## Task
Copy out all the entries exactly.

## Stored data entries
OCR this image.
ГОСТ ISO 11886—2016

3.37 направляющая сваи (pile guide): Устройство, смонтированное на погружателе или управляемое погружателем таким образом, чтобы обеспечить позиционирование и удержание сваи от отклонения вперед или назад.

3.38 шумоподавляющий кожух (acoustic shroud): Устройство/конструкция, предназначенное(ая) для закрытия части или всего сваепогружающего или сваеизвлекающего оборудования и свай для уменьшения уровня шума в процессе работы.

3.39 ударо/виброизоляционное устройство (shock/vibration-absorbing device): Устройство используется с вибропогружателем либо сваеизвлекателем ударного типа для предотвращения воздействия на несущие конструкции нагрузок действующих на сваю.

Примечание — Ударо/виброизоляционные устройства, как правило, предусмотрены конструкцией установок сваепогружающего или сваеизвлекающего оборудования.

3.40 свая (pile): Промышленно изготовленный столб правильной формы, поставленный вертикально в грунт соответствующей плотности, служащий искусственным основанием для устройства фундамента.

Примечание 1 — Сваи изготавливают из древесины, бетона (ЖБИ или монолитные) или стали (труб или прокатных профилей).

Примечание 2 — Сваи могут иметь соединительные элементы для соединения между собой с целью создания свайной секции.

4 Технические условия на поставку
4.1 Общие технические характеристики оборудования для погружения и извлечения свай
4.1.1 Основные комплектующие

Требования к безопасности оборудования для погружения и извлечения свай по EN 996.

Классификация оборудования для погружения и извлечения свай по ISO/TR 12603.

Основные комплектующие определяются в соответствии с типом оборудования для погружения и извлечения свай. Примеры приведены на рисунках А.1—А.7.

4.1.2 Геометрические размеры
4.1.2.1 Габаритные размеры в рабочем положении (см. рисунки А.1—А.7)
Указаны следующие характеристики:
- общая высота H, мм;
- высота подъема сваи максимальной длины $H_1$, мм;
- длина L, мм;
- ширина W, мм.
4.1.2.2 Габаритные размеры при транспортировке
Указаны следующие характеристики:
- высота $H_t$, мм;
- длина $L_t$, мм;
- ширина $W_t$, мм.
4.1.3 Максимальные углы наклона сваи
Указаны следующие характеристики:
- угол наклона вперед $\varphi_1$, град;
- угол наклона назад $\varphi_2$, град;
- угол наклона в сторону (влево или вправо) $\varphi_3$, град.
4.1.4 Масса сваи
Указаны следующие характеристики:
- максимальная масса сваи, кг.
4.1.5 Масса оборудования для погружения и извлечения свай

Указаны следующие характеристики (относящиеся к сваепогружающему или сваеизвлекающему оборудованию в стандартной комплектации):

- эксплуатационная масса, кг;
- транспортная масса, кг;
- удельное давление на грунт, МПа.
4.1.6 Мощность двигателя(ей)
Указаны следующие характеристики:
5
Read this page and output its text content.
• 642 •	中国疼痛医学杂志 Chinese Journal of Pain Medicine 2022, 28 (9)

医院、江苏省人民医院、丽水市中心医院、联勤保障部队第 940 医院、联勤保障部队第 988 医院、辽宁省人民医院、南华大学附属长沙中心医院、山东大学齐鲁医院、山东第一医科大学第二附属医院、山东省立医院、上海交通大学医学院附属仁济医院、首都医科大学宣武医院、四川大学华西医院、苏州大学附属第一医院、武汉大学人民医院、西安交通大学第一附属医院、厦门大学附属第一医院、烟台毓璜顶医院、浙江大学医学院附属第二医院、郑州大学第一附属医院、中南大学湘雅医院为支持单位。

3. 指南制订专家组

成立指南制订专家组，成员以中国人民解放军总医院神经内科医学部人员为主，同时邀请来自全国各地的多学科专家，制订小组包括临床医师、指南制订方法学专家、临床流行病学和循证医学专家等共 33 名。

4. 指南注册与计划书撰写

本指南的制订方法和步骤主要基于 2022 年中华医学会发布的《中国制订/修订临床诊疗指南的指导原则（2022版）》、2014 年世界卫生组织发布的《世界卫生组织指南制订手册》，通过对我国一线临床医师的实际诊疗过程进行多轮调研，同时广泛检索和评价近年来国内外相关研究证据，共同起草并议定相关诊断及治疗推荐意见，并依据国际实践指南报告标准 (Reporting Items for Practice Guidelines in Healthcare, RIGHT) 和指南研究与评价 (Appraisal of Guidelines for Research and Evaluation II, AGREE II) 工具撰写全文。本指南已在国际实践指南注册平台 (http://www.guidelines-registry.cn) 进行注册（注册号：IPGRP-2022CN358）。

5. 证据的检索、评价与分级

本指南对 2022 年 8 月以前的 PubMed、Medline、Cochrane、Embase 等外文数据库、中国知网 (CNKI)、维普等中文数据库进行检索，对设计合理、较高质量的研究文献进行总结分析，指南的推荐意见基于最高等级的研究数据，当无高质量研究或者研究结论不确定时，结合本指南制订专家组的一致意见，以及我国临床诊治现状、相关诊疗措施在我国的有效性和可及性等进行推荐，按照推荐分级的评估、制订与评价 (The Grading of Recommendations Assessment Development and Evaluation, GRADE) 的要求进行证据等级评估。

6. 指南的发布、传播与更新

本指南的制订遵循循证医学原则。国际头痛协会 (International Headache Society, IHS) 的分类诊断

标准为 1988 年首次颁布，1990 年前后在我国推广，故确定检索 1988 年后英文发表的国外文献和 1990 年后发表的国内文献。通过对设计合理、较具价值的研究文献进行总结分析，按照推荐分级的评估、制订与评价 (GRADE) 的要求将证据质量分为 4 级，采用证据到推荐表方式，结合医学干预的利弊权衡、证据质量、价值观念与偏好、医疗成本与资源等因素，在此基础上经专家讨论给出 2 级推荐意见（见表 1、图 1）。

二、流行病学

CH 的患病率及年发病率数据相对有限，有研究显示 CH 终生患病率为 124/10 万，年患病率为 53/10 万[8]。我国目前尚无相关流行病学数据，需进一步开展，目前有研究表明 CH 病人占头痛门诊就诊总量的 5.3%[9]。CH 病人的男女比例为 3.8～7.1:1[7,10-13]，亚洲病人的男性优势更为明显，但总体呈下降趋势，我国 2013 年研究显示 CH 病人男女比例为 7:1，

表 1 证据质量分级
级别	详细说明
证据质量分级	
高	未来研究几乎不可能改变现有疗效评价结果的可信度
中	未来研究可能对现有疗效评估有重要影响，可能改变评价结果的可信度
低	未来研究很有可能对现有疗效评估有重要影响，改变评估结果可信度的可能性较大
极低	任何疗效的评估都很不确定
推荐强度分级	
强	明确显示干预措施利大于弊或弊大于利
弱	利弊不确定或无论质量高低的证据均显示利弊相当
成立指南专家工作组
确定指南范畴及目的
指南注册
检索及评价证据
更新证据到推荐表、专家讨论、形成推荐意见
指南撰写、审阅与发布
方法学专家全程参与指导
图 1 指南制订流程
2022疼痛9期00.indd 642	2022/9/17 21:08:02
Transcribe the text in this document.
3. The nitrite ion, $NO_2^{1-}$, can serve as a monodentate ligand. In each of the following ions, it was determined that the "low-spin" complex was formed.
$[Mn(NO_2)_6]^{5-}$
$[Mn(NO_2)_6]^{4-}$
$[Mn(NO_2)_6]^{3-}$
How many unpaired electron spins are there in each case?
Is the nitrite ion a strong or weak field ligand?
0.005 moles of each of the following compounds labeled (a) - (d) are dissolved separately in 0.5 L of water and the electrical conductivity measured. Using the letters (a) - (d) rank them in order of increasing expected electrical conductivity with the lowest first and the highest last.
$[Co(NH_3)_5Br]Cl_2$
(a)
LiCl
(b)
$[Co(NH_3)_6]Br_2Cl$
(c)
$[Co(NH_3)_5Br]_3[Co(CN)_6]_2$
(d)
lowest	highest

## Problem solution
OCR this image.
ГОСТ ISO 11886—2016

3.37 направляющая сваи (pile guide): Устройство, смонтированное на погружателе или управляемое погружателем таким образом, чтобы обеспечить позиционирование и удержание сваи от отклонения вперед или назад.

3.38 шумоподавляющий кожух (acoustic shroud): Устройство/конструкция, предназначенное(ая) для закрытия части или всего сваепогружающего или сваеизвлекающего оборудования и свай для уменьшения уровня шума в процессе работы.

3.39 ударо/виброизоляционное устройство (shock/vibration-absorbing device): Устройство используется с вибропогружателем либо сваеизвлекателем ударного типа для предотвращения воздействия на несущие конструкции нагрузок действующих на сваю.

Примечание — Ударо/виброизоляционные устройства, как правило, предусмотрены конструкцией установок сваепогружающего или сваеизвлекающего оборудования.

3.40 свая (pile): Промышленно изготовленный столб правильной формы, поставленный вертикально в грунт соответствующей плотности, служащий искусственным основанием для устройства фундамента.

Примечание 1 — Сваи изготавливают из древесины, бетона (ЖБИ или монолитные) или стали (труб или прокатных профилей).

Примечание 2 — Сваи могут иметь соединительные элементы для соединения между собой с целью создания свайной секции.

4 Технические условия на поставку
4.1 Общие технические характеристики оборудования для погружения и извлечения свай
4.1.1 Основные комплектующие

Требования к безопасности оборудования для погружения и извлечения свай по EN 996.

Классификация оборудования для погружения и извлечения свай по ISO/TR 12603.

Основные комплектующие определяются в соответствии с типом оборудования для погружения и извлечения свай. Примеры приведены на рисунках А.1—А.7.

4.1.2 Геометрические размеры
4.1.2.1 Габаритные размеры в рабочем положении (см. рисунки А.1—А.7)
Указаны следующие характеристики:
- общая высота H, мм;
- высота подъема сваи максимальной длины $H_1$, мм;
- длина L, мм;
- ширина W, мм.
4.1.2.2 Габаритные размеры при транспортировке
Указаны следующие характеристики:
- высота $H_t$, мм;
- длина $L_t$, мм;
- ширина $W_t$, мм.
4.1.3 Максимальные углы наклона сваи
Указаны следующие характеристики:
- угол наклона вперед $\varphi_1$, град;
- угол наклона назад $\varphi_2$, град;
- угол наклона в сторону (влево или вправо) $\varphi_3$, град.
4.1.4 Масса сваи
Указаны следующие характеристики:
- максимальная масса сваи, кг.
4.1.5 Масса оборудования для погружения и извлечения свай

Указаны следующие характеристики (относящиеся к сваепогружающему или сваеизвлекающему оборудованию в стандартной комплектации):

- эксплуатационная масса, кг;
- транспортная масса, кг;
- удельное давление на грунт, МПа.
4.1.6 Мощность двигателя(ей)
Указаны следующие характеристики:
5
Read this page and output its text content.
• 642 •	中国疼痛医学杂志 Chinese Journal of Pain Medicine 2022, 28 (9)

医院、江苏省人民医院、丽水市中心医院、联勤保障部队第 940 医院、联勤保障部队第 988 医院、辽宁省人民医院、南华大学附属长沙中心医院、山东大学齐鲁医院、山东第一医科大学第二附属医院、山东省立医院、上海交通大学医学院附属仁济医院、首都医科大学宣武医院、四川大学华西医院、苏州大学附属第一医院、武汉大学人民医院、西安交通大学第一附属医院、厦门大学附属第一医院、烟台毓璜顶医院、浙江大学医学院附属第二医院、郑州大学第一附属医院、中南大学湘雅医院为支持单位。

3. 指南制订专家组

成立指南制订专家组，成员以中国人民解放军总医院神经内科医学部人员为主，同时邀请来自全国各地的多学科专家，制订小组包括临床医师、指南制订方法学专家、临床流行病学和循证医学专家等共 33 名。

4. 指南注册与计划书撰写

本指南的制订方法和步骤主要基于 2022 年中华医学会发布的《中国制订/修订临床诊疗指南的指导原则（2022版）》、2014 年世界卫生组织发布的《世界卫生组织指南制订手册》，通过对我国一线临床医师的实际诊疗过程进行多轮调研，同时广泛检索和评价近年来国内外相关研究证据，共同起草并议定相关诊断及治疗推荐意见，并依据国际实践指南报告标准 (Reporting Items for Practice Guidelines in Healthcare, RIGHT) 和指南研究与评价 (Appraisal of Guidelines for Research and Evaluation II, AGREE II) 工具撰写全文。本指南已在国际实践指南注册平台 (http://www.guidelines-registry.cn) 进行注册（注册号：IPGRP-2022CN358）。

5. 证据的检索、评价与分级

本指南对 2022 年 8 月以前的 PubMed、Medline、Cochrane、Embase 等外文数据库、中国知网 (CNKI)、维普等中文数据库进行检索，对设计合理、较高质量的研究文献进行总结分析，指南的推荐意见基于最高等级的研究数据，当无高质量研究或者研究结论不确定时，结合本指南制订专家组的一致意见，以及我国临床诊治现状、相关诊疗措施在我国的有效性和可及性等进行推荐，按照推荐分级的评估、制订与评价 (The Grading of Recommendations Assessment Development and Evaluation, GRADE) 的要求进行证据等级评估。

6. 指南的发布、传播与更新

本指南的制订遵循循证医学原则。国际头痛协会 (International Headache Society, IHS) 的分类诊断

标准为 1988 年首次颁布，1990 年前后在我国推广，故确定检索 1988 年后英文发表的国外文献和 1990 年后发表的国内文献。通过对设计合理、较具价值的研究文献进行总结分析，按照推荐分级的评估、制订与评价 (GRADE) 的要求将证据质量分为 4 级，采用证据到推荐表方式，结合医学干预的利弊权衡、证据质量、价值观念与偏好、医疗成本与资源等因素，在此基础上经专家讨论给出 2 级推荐意见（见表 1、图 1）。

二、流行病学

CH 的患病率及年发病率数据相对有限，有研究显示 CH 终生患病率为 124/10 万，年患病率为 53/10 万[8]。我国目前尚无相关流行病学数据，需进一步开展，目前有研究表明 CH 病人占头痛门诊就诊总量的 5.3%[9]。CH 病人的男女比例为 3.8～7.1:1[7,10-13]，亚洲病人的男性优势更为明显，但总体呈下降趋势，我国 2013 年研究显示 CH 病人男女比例为 7:1，

表 1 证据质量分级
级别	详细说明
证据质量分级	
高	未来研究几乎不可能改变现有疗效评价结果的可信度
中	未来研究可能对现有疗效评估有重要影响，可能改变评价结果的可信度
低	未来研究很有可能对现有疗效评估有重要影响，改变评估结果可信度的可能性较大
极低	任何疗效的评估都很不确定
推荐强度分级	
强	明确显示干预措施利大于弊或弊大于利
弱	利弊不确定或无论质量高低的证据均显示利弊相当
成立指南专家工作组
确定指南范畴及目的
指南注册
检索及评价证据
更新证据到推荐表、专家讨论、形成推荐意见
指南撰写、审阅与发布
方法学专家全程参与指导
图 1 指南制订流程
2022疼痛9期00.indd 642	2022/9/17 21:08:02
Transcribe the text in this document.
3. The nitrite ion, $NO_2^{1-}$, can serve as a monodentate ligand. In each of the following ions, it was determined that the "low-spin" complex was formed.
$[Mn(NO_2)_6]^{5-}$
$[Mn(NO_2)_6]^{4-}$
$[Mn(NO_2)_6]^{3-}$
How many unpaired electron spins are there in each case?
Is the nitrite ion a strong or weak field ligand?
0.005 moles of each of the following compounds labeled (a) - (d) are dissolved separately in 0.5 L of water and the electrical conductivity measured. Using the letters (a) - (d) rank them in order of increasing expected electrical conductivity with the lowest first and the highest last.
$[Co(NH_3)_5Br]Cl_2$
(a)
LiCl
(b)
$[Co(NH_3)_6]Br_2Cl$
(c)
$[Co(NH_3)_5Br]_3[Co(CN)_6]_2$
(d)
lowest	highest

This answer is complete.